Assigned task ▸
Count the lines below holding "Betreuungskraft" and answer with that number only.
(Extracted records)
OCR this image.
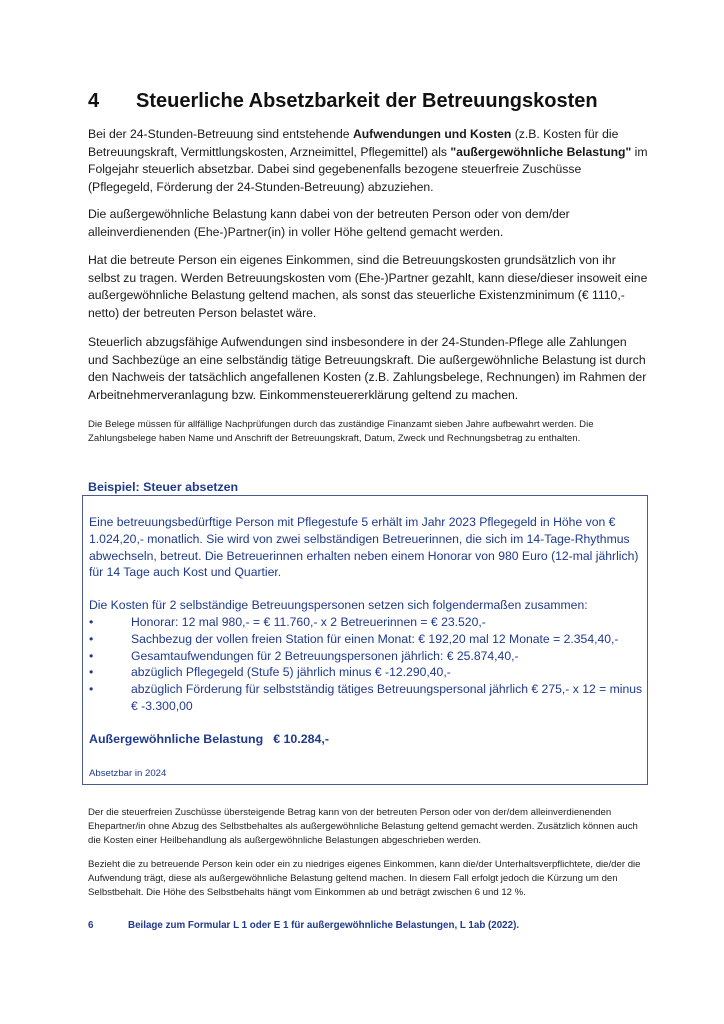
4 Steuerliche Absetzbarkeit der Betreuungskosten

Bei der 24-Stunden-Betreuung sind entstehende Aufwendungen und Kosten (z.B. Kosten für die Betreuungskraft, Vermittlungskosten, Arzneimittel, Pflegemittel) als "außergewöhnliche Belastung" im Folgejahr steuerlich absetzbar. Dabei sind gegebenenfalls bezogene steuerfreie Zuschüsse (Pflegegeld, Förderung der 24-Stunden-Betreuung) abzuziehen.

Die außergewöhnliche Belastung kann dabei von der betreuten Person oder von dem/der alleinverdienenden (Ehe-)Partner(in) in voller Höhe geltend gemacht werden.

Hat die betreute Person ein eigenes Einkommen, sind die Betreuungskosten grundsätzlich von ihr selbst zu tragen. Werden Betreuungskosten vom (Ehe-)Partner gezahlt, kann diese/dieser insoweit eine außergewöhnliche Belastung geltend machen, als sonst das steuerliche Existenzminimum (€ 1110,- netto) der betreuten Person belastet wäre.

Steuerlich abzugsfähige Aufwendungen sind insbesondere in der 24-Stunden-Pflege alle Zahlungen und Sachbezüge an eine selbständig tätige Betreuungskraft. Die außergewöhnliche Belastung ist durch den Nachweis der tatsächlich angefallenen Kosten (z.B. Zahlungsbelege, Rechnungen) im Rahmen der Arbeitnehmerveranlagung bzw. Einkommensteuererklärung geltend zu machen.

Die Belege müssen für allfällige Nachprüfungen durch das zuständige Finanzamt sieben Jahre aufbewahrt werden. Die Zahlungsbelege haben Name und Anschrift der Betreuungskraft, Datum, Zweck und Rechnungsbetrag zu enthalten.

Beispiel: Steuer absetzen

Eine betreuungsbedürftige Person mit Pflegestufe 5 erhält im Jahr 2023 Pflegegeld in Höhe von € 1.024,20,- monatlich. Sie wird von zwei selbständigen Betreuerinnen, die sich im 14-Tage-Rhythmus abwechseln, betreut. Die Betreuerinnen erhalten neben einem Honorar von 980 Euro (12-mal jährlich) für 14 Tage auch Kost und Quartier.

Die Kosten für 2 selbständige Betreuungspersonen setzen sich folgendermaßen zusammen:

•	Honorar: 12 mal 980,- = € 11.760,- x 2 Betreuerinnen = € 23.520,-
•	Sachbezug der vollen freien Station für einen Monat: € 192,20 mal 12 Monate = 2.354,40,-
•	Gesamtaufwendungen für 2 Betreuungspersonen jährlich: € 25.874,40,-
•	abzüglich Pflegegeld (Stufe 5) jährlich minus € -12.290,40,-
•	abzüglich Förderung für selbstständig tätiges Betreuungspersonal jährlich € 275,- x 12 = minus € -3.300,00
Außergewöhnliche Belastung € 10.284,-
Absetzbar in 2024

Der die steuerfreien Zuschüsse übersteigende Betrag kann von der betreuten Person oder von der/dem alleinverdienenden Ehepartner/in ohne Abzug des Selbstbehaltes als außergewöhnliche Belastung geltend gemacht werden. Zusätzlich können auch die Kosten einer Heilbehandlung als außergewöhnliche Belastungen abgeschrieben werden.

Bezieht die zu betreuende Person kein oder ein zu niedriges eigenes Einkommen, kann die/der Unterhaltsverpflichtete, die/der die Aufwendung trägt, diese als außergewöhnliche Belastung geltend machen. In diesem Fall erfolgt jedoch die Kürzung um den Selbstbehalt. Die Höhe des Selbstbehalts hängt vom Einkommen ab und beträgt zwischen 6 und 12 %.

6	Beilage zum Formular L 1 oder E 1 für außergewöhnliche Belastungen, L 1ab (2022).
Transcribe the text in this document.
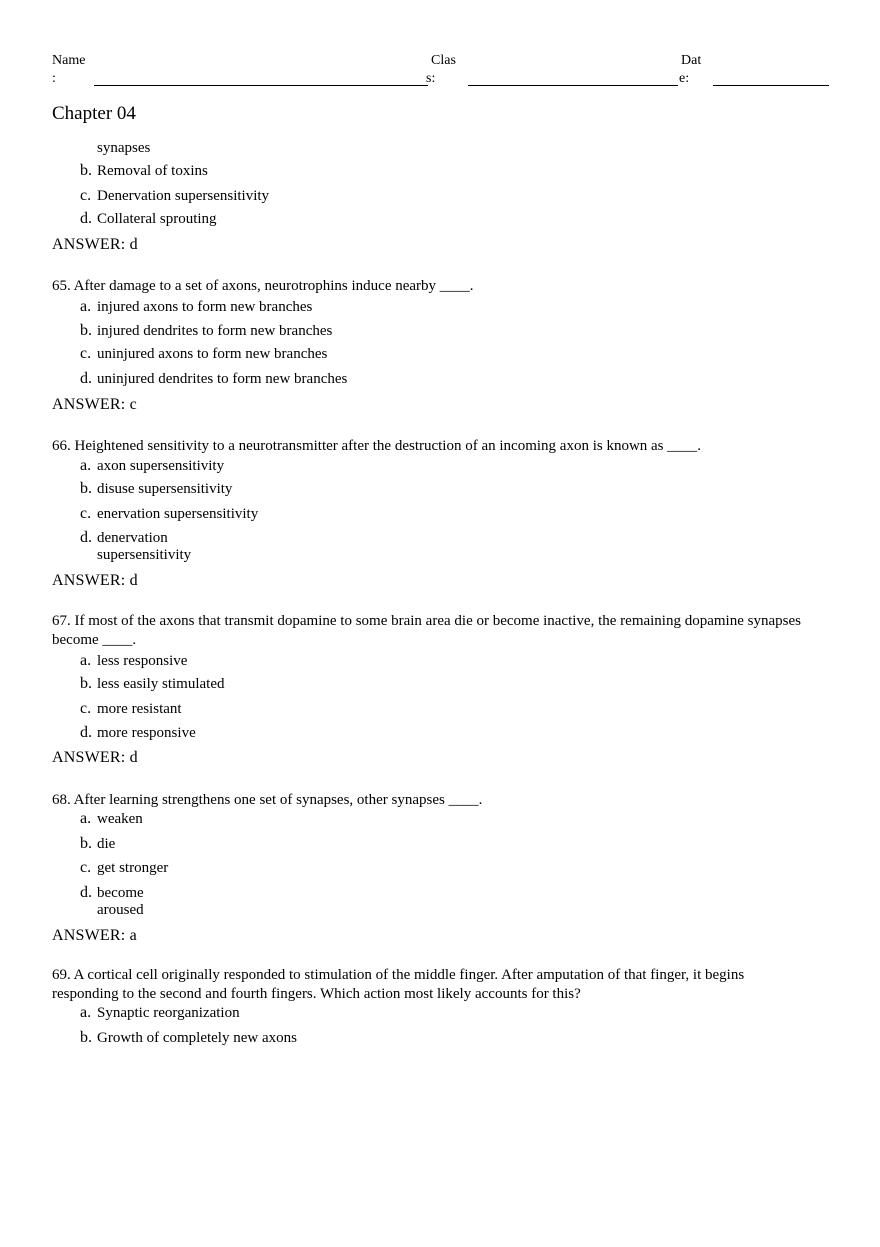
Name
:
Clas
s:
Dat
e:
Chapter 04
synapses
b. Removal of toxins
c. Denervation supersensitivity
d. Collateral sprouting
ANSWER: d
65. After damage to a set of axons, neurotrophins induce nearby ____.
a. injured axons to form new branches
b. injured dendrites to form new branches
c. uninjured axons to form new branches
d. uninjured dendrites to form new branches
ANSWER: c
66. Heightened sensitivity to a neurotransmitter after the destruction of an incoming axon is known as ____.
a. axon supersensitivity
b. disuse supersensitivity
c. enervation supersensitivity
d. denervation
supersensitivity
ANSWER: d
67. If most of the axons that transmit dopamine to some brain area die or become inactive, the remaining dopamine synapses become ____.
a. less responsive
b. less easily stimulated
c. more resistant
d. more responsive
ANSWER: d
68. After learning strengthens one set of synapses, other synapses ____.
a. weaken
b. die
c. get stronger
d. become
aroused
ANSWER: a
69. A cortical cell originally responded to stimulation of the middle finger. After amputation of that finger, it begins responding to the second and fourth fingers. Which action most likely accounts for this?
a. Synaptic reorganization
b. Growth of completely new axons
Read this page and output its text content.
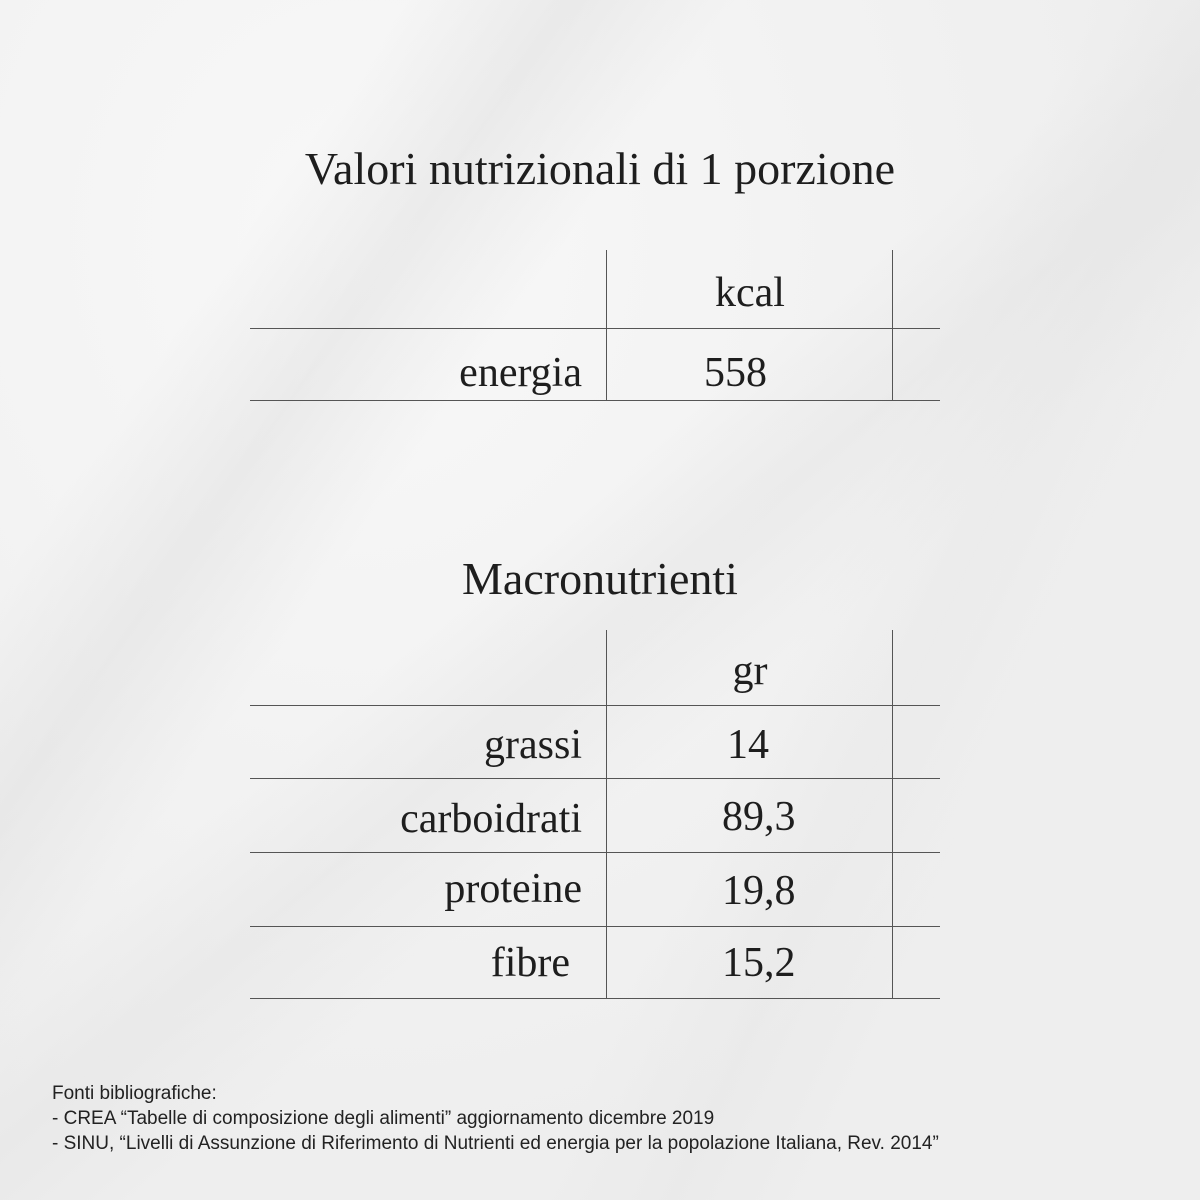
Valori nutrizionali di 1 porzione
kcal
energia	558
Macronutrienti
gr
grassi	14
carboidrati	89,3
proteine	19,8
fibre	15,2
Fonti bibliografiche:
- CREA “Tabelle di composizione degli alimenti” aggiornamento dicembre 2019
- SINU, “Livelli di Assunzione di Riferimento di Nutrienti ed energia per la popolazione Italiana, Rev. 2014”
(End Extracted records)
Exercise answer ▸
3